*SET TASK:* Type out the complete listing below word for word, without its pictures.

[Dataset entries on figures]
□ □ □ □ □

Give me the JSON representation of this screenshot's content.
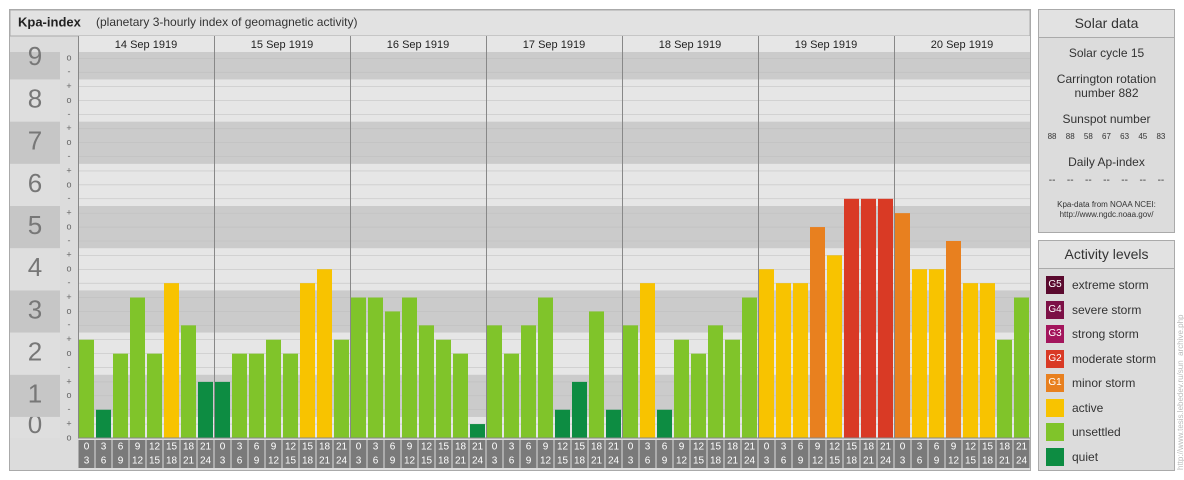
{
  "chart_data": {
    "type": "bar",
    "title": "Kpa-index",
    "subtitle": "(planetary 3-hourly index of geomagnetic activity)",
    "ylim": [
      0,
      9.15
    ],
    "yticks": [
      0,
      1,
      2,
      3,
      4,
      5,
      6,
      7,
      8,
      9
    ],
    "minor_yticks": [
      {
        "value": 0,
        "label": "o"
      },
      {
        "value": 0.33,
        "label": "+"
      },
      {
        "value": 0.67,
        "label": "-"
      },
      {
        "value": 1,
        "label": "o"
      },
      {
        "value": 1.33,
        "label": "+"
      },
      {
        "value": 1.67,
        "label": "-"
      },
      {
        "value": 2,
        "label": "o"
      },
      {
        "value": 2.33,
        "label": "+"
      },
      {
        "value": 2.67,
        "label": "-"
      },
      {
        "value": 3,
        "label": "o"
      },
      {
        "value": 3.33,
        "label": "+"
      },
      {
        "value": 3.67,
        "label": "-"
      },
      {
        "value": 4,
        "label": "o"
      },
      {
        "value": 4.33,
        "label": "+"
      },
      {
        "value": 4.67,
        "label": "-"
      },
      {
        "value": 5,
        "label": "o"
      },
      {
        "value": 5.33,
        "label": "+"
      },
      {
        "value": 5.67,
        "label": "-"
      },
      {
        "value": 6,
        "label": "o"
      },
      {
        "value": 6.33,
        "label": "+"
      },
      {
        "value": 6.67,
        "label": "-"
      },
      {
        "value": 7,
        "label": "o"
      },
      {
        "value": 7.33,
        "label": "+"
      },
      {
        "value": 7.67,
        "label": "-"
      },
      {
        "value": 8,
        "label": "o"
      },
      {
        "value": 8.33,
        "label": "+"
      },
      {
        "value": 8.67,
        "label": "-"
      },
      {
        "value": 9,
        "label": "o"
      }
    ],
    "hour_ranges": [
      [
        0,
        3
      ],
      [
        3,
        6
      ],
      [
        6,
        9
      ],
      [
        9,
        12
      ],
      [
        12,
        15
      ],
      [
        15,
        18
      ],
      [
        18,
        21
      ],
      [
        21,
        24
      ]
    ],
    "days": [
      {
        "date": "14 Sep 1919",
        "values": [
          2.33,
          0.67,
          2,
          3.33,
          2,
          3.67,
          2.67,
          1.33
        ],
        "colors": [
          "#80c42a",
          "#0d8c42",
          "#80c42a",
          "#80c42a",
          "#80c42a",
          "#f8c300",
          "#80c42a",
          "#0d8c42"
        ]
      },
      {
        "date": "15 Sep 1919",
        "values": [
          1.33,
          2,
          2,
          2.33,
          2,
          3.67,
          4,
          2.33
        ],
        "colors": [
          "#0d8c42",
          "#80c42a",
          "#80c42a",
          "#80c42a",
          "#80c42a",
          "#f8c300",
          "#f8c300",
          "#80c42a"
        ]
      },
      {
        "date": "16 Sep 1919",
        "values": [
          3.33,
          3.33,
          3,
          3.33,
          2.67,
          2.33,
          2,
          0.33
        ],
        "colors": [
          "#80c42a",
          "#80c42a",
          "#80c42a",
          "#80c42a",
          "#80c42a",
          "#80c42a",
          "#80c42a",
          "#0d8c42"
        ]
      },
      {
        "date": "17 Sep 1919",
        "values": [
          2.67,
          2,
          2.67,
          3.33,
          0.67,
          1.33,
          3,
          0.67
        ],
        "colors": [
          "#80c42a",
          "#80c42a",
          "#80c42a",
          "#80c42a",
          "#0d8c42",
          "#0d8c42",
          "#80c42a",
          "#0d8c42"
        ]
      },
      {
        "date": "18 Sep 1919",
        "values": [
          2.67,
          3.67,
          0.67,
          2.33,
          2,
          2.67,
          2.33,
          3.33
        ],
        "colors": [
          "#80c42a",
          "#f8c300",
          "#0d8c42",
          "#80c42a",
          "#80c42a",
          "#80c42a",
          "#80c42a",
          "#80c42a"
        ]
      },
      {
        "date": "19 Sep 1919",
        "values": [
          4,
          3.67,
          3.67,
          5,
          4.33,
          5.67,
          5.67,
          5.67
        ],
        "colors": [
          "#f8c300",
          "#f8c300",
          "#f8c300",
          "#e8801f",
          "#f8c300",
          "#d93a25",
          "#d93a25",
          "#d93a25"
        ]
      },
      {
        "date": "20 Sep 1919",
        "values": [
          5.33,
          4,
          4,
          4.67,
          3.67,
          3.67,
          2.33,
          3.33
        ],
        "colors": [
          "#e8801f",
          "#f8c300",
          "#f8c300",
          "#e8801f",
          "#f8c300",
          "#f8c300",
          "#80c42a",
          "#80c42a"
        ]
      }
    ]
  },
  "solar_data": {
    "title": "Solar data",
    "cycle": "Solar cycle 15",
    "carrington": "Carrington rotation number 882",
    "sunspot_title": "Sunspot number",
    "sunspot_numbers": [
      88,
      88,
      58,
      67,
      63,
      45,
      83
    ],
    "ap_title": "Daily Ap-index",
    "ap_values": [
      "--",
      "--",
      "--",
      "--",
      "--",
      "--",
      "--"
    ],
    "source": "Kpa-data from NOAA NCEI:",
    "source_url": "http://www.ngdc.noaa.gov/"
  },
  "activity_levels": {
    "title": "Activity levels",
    "items": [
      {
        "code": "G5",
        "name": "extreme storm",
        "color": "#5a0a2e"
      },
      {
        "code": "G4",
        "name": "severe storm",
        "color": "#7c1046"
      },
      {
        "code": "G3",
        "name": "strong storm",
        "color": "#a3155c"
      },
      {
        "code": "G2",
        "name": "moderate storm",
        "color": "#d93a25"
      },
      {
        "code": "G1",
        "name": "minor storm",
        "color": "#e8801f"
      },
      {
        "name": "active",
        "color": "#f8c300"
      },
      {
        "name": "unsettled",
        "color": "#80c42a"
      },
      {
        "name": "quiet",
        "color": "#0d8c42"
      }
    ]
  },
  "credit": "http://www.tesis.lebedev.ru/sun_archive.php"
}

□ □ □ □ □

*EXERCISE ANSWER:*
Give me the JSON representation of this screenshot's content.
{
  "chart_data": {
    "type": "bar",
    "title": "Kpa-index",
    "subtitle": "(planetary 3-hourly index of geomagnetic activity)",
    "ylim": [
      0,
      9.15
    ],
    "yticks": [
      0,
      1,
      2,
      3,
      4,
      5,
      6,
      7,
      8,
      9
    ],
    "minor_yticks": [
      {
        "value": 0,
        "label": "o"
      },
      {
        "value": 0.33,
        "label": "+"
      },
      {
        "value": 0.67,
        "label": "-"
      },
      {
        "value": 1,
        "label": "o"
      },
      {
        "value": 1.33,
        "label": "+"
      },
      {
        "value": 1.67,
        "label": "-"
      },
      {
        "value": 2,
        "label": "o"
      },
      {
        "value": 2.33,
        "label": "+"
      },
      {
        "value": 2.67,
        "label": "-"
      },
      {
        "value": 3,
        "label": "o"
      },
      {
        "value": 3.33,
        "label": "+"
      },
      {
        "value": 3.67,
        "label": "-"
      },
      {
        "value": 4,
        "label": "o"
      },
      {
        "value": 4.33,
        "label": "+"
      },
      {
        "value": 4.67,
        "label": "-"
      },
      {
        "value": 5,
        "label": "o"
      },
      {
        "value": 5.33,
        "label": "+"
      },
      {
        "value": 5.67,
        "label": "-"
      },
      {
        "value": 6,
        "label": "o"
      },
      {
        "value": 6.33,
        "label": "+"
      },
      {
        "value": 6.67,
        "label": "-"
      },
      {
        "value": 7,
        "label": "o"
      },
      {
        "value": 7.33,
        "label": "+"
      },
      {
        "value": 7.67,
        "label": "-"
      },
      {
        "value": 8,
        "label": "o"
      },
      {
        "value": 8.33,
        "label": "+"
      },
      {
        "value": 8.67,
        "label": "-"
      },
      {
        "value": 9,
        "label": "o"
      }
    ],
    "hour_ranges": [
      [
        0,
        3
      ],
      [
        3,
        6
      ],
      [
        6,
        9
      ],
      [
        9,
        12
      ],
      [
        12,
        15
      ],
      [
        15,
        18
      ],
      [
        18,
        21
      ],
      [
        21,
        24
      ]
    ],
    "days": [
      {
        "date": "14 Sep 1919",
        "values": [
          2.33,
          0.67,
          2,
          3.33,
          2,
          3.67,
          2.67,
          1.33
        ],
        "colors": [
          "#80c42a",
          "#0d8c42",
          "#80c42a",
          "#80c42a",
          "#80c42a",
          "#f8c300",
          "#80c42a",
          "#0d8c42"
        ]
      },
      {
        "date": "15 Sep 1919",
        "values": [
          1.33,
          2,
          2,
          2.33,
          2,
          3.67,
          4,
          2.33
        ],
        "colors": [
          "#0d8c42",
          "#80c42a",
          "#80c42a",
          "#80c42a",
          "#80c42a",
          "#f8c300",
          "#f8c300",
          "#80c42a"
        ]
      },
      {
        "date": "16 Sep 1919",
        "values": [
          3.33,
          3.33,
          3,
          3.33,
          2.67,
          2.33,
          2,
          0.33
        ],
        "colors": [
          "#80c42a",
          "#80c42a",
          "#80c42a",
          "#80c42a",
          "#80c42a",
          "#80c42a",
          "#80c42a",
          "#0d8c42"
        ]
      },
      {
        "date": "17 Sep 1919",
        "values": [
          2.67,
          2,
          2.67,
          3.33,
          0.67,
          1.33,
          3,
          0.67
        ],
        "colors": [
          "#80c42a",
          "#80c42a",
          "#80c42a",
          "#80c42a",
          "#0d8c42",
          "#0d8c42",
          "#80c42a",
          "#0d8c42"
        ]
      },
      {
        "date": "18 Sep 1919",
        "values": [
          2.67,
          3.67,
          0.67,
          2.33,
          2,
          2.67,
          2.33,
          3.33
        ],
        "colors": [
          "#80c42a",
          "#f8c300",
          "#0d8c42",
          "#80c42a",
          "#80c42a",
          "#80c42a",
          "#80c42a",
          "#80c42a"
        ]
      },
      {
        "date": "19 Sep 1919",
        "values": [
          4,
          3.67,
          3.67,
          5,
          4.33,
          5.67,
          5.67,
          5.67
        ],
        "colors": [
          "#f8c300",
          "#f8c300",
          "#f8c300",
          "#e8801f",
          "#f8c300",
          "#d93a25",
          "#d93a25",
          "#d93a25"
        ]
      },
      {
        "date": "20 Sep 1919",
        "values": [
          5.33,
          4,
          4,
          4.67,
          3.67,
          3.67,
          2.33,
          3.33
        ],
        "colors": [
          "#e8801f",
          "#f8c300",
          "#f8c300",
          "#e8801f",
          "#f8c300",
          "#f8c300",
          "#80c42a",
          "#80c42a"
        ]
      }
    ]
  },
  "solar_data": {
    "title": "Solar data",
    "cycle": "Solar cycle 15",
    "carrington": "Carrington rotation number 882",
    "sunspot_title": "Sunspot number",
    "sunspot_numbers": [
      88,
      88,
      58,
      67,
      63,
      45,
      83
    ],
    "ap_title": "Daily Ap-index",
    "ap_values": [
      "--",
      "--",
      "--",
      "--",
      "--",
      "--",
      "--"
    ],
    "source": "Kpa-data from NOAA NCEI:",
    "source_url": "http://www.ngdc.noaa.gov/"
  },
  "activity_levels": {
    "title": "Activity levels",
    "items": [
      {
        "code": "G5",
        "name": "extreme storm",
        "color": "#5a0a2e"
      },
      {
        "code": "G4",
        "name": "severe storm",
        "color": "#7c1046"
      },
      {
        "code": "G3",
        "name": "strong storm",
        "color": "#a3155c"
      },
      {
        "code": "G2",
        "name": "moderate storm",
        "color": "#d93a25"
      },
      {
        "code": "G1",
        "name": "minor storm",
        "color": "#e8801f"
      },
      {
        "name": "active",
        "color": "#f8c300"
      },
      {
        "name": "unsettled",
        "color": "#80c42a"
      },
      {
        "name": "quiet",
        "color": "#0d8c42"
      }
    ]
  },
  "credit": "http://www.tesis.lebedev.ru/sun_archive.php"
}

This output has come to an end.